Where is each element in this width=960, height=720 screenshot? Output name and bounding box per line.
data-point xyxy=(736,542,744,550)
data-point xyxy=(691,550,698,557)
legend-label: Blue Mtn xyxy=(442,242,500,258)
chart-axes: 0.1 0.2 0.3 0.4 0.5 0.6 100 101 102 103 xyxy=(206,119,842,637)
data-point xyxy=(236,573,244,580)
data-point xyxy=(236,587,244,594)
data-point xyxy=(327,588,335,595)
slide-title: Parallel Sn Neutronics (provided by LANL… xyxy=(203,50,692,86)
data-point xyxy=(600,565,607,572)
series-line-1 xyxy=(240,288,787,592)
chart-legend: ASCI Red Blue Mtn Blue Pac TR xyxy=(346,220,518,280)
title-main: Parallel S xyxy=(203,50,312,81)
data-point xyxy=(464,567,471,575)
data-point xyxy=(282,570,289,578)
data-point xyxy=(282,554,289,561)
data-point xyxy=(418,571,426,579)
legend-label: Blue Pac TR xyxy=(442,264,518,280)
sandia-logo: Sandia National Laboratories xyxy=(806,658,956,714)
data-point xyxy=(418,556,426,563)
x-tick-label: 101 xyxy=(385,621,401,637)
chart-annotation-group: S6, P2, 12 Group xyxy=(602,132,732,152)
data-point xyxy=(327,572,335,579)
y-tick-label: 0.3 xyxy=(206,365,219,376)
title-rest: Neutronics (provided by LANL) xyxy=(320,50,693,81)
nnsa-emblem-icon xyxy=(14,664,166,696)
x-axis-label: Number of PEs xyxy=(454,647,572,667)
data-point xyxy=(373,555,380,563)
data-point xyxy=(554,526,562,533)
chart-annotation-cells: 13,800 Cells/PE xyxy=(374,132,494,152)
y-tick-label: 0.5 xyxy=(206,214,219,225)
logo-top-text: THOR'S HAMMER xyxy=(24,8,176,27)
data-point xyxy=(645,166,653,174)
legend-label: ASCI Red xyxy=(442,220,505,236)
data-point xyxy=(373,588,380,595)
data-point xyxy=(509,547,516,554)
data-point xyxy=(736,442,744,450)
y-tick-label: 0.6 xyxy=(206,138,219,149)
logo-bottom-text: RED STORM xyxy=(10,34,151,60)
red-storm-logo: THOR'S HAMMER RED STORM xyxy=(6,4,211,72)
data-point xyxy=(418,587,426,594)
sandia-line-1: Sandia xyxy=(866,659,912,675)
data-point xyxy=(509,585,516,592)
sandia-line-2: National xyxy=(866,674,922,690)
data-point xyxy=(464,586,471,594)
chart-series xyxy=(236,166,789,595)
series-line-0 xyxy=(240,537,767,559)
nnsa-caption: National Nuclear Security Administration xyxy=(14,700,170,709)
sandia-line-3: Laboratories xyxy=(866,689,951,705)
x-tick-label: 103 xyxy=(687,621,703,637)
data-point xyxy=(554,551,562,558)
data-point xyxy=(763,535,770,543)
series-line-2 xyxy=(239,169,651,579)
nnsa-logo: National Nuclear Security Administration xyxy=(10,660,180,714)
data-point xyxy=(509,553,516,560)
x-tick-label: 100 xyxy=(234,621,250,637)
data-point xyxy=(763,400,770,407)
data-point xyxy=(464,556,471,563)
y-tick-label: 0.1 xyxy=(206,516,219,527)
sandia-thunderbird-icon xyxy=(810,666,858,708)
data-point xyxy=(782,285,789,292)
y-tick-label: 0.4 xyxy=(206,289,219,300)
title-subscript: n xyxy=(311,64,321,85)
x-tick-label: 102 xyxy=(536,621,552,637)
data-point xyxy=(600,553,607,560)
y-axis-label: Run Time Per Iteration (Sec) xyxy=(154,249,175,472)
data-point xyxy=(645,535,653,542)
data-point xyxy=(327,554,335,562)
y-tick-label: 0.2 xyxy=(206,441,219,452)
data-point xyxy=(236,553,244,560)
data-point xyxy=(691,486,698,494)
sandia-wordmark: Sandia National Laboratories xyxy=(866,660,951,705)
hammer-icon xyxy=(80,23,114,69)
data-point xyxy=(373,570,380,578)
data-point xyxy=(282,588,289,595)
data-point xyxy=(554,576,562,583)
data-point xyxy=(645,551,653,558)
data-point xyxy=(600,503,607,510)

--- What you will do ---
Print all of the data exactly as it was given.

--- Exercise result ---
Where is each element in this width=960, height=720 screenshot? Output name and bounding box per line.
data-point xyxy=(736,542,744,550)
data-point xyxy=(691,550,698,557)
legend-label: Blue Mtn xyxy=(442,242,500,258)
chart-axes: 0.1 0.2 0.3 0.4 0.5 0.6 100 101 102 103 xyxy=(206,119,842,637)
data-point xyxy=(236,573,244,580)
data-point xyxy=(236,587,244,594)
data-point xyxy=(327,588,335,595)
slide-title: Parallel Sn Neutronics (provided by LANL… xyxy=(203,50,692,86)
data-point xyxy=(600,565,607,572)
series-line-1 xyxy=(240,288,787,592)
chart-legend: ASCI Red Blue Mtn Blue Pac TR xyxy=(346,220,518,280)
title-main: Parallel S xyxy=(203,50,312,81)
data-point xyxy=(464,567,471,575)
data-point xyxy=(282,570,289,578)
data-point xyxy=(282,554,289,561)
data-point xyxy=(418,571,426,579)
legend-label: Blue Pac TR xyxy=(442,264,518,280)
sandia-logo: Sandia National Laboratories xyxy=(806,658,956,714)
data-point xyxy=(418,556,426,563)
x-tick-label: 101 xyxy=(385,621,401,637)
chart-annotation-group: S6, P2, 12 Group xyxy=(602,132,732,152)
data-point xyxy=(327,572,335,579)
y-tick-label: 0.3 xyxy=(206,365,219,376)
title-rest: Neutronics (provided by LANL) xyxy=(320,50,693,81)
nnsa-emblem-icon xyxy=(14,664,166,696)
x-axis-label: Number of PEs xyxy=(454,647,572,667)
data-point xyxy=(373,555,380,563)
data-point xyxy=(554,526,562,533)
chart-annotation-cells: 13,800 Cells/PE xyxy=(374,132,494,152)
y-tick-label: 0.5 xyxy=(206,214,219,225)
logo-top-text: THOR'S HAMMER xyxy=(24,8,176,27)
data-point xyxy=(645,166,653,174)
legend-label: ASCI Red xyxy=(442,220,505,236)
data-point xyxy=(373,588,380,595)
data-point xyxy=(509,547,516,554)
data-point xyxy=(736,442,744,450)
y-tick-label: 0.6 xyxy=(206,138,219,149)
logo-bottom-text: RED STORM xyxy=(10,34,151,60)
red-storm-logo: THOR'S HAMMER RED STORM xyxy=(6,4,211,72)
data-point xyxy=(418,587,426,594)
sandia-line-1: Sandia xyxy=(866,659,912,675)
data-point xyxy=(509,585,516,592)
sandia-line-2: National xyxy=(866,674,922,690)
data-point xyxy=(464,586,471,594)
chart-series xyxy=(236,166,789,595)
series-line-0 xyxy=(240,537,767,559)
nnsa-caption: National Nuclear Security Administration xyxy=(14,700,170,709)
sandia-line-3: Laboratories xyxy=(866,689,951,705)
x-tick-label: 103 xyxy=(687,621,703,637)
data-point xyxy=(554,551,562,558)
data-point xyxy=(763,535,770,543)
series-line-2 xyxy=(239,169,651,579)
nnsa-logo: National Nuclear Security Administration xyxy=(10,660,180,714)
data-point xyxy=(509,553,516,560)
x-tick-label: 100 xyxy=(234,621,250,637)
data-point xyxy=(763,400,770,407)
data-point xyxy=(464,556,471,563)
y-tick-label: 0.1 xyxy=(206,516,219,527)
sandia-thunderbird-icon xyxy=(810,666,858,708)
data-point xyxy=(782,285,789,292)
y-tick-label: 0.4 xyxy=(206,289,219,300)
title-subscript: n xyxy=(311,64,321,85)
x-tick-label: 102 xyxy=(536,621,552,637)
data-point xyxy=(600,553,607,560)
y-axis-label: Run Time Per Iteration (Sec) xyxy=(154,249,175,472)
data-point xyxy=(645,535,653,542)
data-point xyxy=(327,554,335,562)
y-tick-label: 0.2 xyxy=(206,441,219,452)
data-point xyxy=(236,553,244,560)
data-point xyxy=(691,486,698,494)
sandia-wordmark: Sandia National Laboratories xyxy=(866,660,951,705)
hammer-icon xyxy=(80,23,114,69)
data-point xyxy=(373,570,380,578)
data-point xyxy=(282,588,289,595)
data-point xyxy=(554,576,562,583)
data-point xyxy=(645,551,653,558)
data-point xyxy=(600,503,607,510)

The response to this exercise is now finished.